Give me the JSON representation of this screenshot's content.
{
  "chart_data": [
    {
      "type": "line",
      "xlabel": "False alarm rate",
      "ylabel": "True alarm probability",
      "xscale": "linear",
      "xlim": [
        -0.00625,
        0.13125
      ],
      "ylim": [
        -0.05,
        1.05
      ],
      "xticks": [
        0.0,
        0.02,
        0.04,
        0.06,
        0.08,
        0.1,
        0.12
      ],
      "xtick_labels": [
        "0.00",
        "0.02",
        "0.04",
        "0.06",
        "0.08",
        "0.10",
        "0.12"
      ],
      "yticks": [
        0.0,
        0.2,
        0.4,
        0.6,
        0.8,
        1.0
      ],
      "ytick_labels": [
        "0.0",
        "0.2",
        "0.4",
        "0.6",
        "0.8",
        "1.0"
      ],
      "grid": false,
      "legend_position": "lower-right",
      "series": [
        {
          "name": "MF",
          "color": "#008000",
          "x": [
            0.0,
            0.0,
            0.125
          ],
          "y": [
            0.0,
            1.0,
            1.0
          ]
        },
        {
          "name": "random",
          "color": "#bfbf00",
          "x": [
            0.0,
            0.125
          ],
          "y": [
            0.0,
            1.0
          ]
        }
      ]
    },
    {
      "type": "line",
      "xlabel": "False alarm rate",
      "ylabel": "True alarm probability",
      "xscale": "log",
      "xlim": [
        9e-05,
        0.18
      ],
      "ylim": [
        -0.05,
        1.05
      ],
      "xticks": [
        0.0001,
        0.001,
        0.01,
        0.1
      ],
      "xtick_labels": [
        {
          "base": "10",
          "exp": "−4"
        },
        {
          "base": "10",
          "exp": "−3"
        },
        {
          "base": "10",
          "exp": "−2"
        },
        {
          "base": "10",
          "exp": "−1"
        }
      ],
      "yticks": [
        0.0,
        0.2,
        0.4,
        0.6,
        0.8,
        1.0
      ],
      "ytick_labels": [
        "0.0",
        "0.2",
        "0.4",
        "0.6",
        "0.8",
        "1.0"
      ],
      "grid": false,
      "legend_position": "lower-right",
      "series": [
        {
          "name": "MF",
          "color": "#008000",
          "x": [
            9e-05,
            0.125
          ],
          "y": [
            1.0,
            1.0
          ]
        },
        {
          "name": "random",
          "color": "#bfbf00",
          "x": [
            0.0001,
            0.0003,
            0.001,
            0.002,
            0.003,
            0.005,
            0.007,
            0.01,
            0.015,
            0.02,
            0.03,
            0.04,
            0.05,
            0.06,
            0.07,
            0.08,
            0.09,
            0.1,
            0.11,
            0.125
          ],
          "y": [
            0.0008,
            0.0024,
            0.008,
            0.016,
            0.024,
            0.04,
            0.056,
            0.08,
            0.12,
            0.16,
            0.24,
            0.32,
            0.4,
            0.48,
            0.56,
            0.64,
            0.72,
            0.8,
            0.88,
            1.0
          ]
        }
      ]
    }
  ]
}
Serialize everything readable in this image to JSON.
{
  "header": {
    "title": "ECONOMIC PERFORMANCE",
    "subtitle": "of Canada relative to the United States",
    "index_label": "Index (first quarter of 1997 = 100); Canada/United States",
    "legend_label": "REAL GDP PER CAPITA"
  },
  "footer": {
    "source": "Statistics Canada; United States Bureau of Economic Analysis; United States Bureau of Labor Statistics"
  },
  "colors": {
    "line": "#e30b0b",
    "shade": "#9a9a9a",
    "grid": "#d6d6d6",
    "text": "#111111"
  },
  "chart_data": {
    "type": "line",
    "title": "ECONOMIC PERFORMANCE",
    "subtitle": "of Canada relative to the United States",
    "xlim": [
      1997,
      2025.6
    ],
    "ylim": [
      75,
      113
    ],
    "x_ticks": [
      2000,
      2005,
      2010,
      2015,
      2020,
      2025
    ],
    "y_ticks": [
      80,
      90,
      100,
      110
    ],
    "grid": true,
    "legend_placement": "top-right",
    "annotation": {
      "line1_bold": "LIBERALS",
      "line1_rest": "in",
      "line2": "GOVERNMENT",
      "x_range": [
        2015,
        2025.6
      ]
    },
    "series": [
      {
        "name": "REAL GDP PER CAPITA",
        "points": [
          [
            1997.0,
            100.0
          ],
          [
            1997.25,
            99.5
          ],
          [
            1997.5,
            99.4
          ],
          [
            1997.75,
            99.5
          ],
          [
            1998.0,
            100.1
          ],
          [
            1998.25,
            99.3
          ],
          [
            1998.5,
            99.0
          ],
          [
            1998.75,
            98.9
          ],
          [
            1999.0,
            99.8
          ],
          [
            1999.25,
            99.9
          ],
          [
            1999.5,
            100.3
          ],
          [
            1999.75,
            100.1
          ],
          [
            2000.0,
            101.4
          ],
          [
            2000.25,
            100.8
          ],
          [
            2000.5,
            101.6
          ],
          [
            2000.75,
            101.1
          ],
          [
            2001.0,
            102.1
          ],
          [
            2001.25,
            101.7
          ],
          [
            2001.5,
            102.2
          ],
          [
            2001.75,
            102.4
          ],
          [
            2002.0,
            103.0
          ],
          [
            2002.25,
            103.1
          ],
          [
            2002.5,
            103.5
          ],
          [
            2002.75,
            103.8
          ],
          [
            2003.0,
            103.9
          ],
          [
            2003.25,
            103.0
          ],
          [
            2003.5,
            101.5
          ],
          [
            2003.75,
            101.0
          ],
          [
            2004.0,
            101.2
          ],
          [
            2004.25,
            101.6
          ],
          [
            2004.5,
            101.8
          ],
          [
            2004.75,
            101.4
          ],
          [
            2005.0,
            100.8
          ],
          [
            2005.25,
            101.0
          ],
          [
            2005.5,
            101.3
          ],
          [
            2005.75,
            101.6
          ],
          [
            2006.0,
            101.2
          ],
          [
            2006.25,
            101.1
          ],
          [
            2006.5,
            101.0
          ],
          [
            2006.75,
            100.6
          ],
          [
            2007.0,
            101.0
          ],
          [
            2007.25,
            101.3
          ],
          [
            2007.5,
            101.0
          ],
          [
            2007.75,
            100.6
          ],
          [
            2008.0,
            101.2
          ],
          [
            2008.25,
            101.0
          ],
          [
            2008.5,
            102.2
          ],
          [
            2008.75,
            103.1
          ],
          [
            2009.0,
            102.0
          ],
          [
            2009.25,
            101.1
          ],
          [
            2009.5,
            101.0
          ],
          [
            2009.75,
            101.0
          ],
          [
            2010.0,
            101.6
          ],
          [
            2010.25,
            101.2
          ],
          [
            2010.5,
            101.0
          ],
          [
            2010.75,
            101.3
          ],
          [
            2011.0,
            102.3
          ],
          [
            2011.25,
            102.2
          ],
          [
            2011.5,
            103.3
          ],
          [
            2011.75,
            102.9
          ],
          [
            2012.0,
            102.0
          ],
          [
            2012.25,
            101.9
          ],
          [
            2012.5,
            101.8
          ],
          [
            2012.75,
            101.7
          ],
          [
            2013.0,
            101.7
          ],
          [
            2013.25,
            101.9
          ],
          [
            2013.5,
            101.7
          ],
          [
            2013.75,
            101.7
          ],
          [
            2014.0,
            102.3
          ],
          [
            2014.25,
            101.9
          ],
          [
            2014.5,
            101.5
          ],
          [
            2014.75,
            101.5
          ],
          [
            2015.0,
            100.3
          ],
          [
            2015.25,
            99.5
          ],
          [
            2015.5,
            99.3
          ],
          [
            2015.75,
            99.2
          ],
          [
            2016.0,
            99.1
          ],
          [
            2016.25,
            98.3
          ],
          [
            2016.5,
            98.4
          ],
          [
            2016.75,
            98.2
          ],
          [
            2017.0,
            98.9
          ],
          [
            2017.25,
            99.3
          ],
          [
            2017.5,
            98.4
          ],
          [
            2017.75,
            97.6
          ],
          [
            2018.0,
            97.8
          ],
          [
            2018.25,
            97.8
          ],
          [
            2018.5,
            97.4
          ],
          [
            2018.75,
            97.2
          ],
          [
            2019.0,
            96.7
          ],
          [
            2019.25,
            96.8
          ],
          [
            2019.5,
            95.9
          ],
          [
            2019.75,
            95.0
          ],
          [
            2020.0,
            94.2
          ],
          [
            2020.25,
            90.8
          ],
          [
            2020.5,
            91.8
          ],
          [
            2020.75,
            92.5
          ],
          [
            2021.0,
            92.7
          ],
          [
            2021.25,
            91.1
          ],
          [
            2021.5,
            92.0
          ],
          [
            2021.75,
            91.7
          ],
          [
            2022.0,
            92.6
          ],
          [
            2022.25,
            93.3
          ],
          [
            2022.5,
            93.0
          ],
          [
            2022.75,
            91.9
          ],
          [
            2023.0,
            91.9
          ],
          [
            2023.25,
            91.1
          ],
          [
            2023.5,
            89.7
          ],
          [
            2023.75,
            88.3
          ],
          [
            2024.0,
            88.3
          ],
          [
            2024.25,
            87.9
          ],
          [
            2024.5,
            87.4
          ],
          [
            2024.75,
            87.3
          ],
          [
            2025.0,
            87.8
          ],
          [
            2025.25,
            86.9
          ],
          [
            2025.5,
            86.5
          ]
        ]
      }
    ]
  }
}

::::::::

What the exercise asks
Count the lines in the records above that hold the word "grid", and give only that number.

Task response
4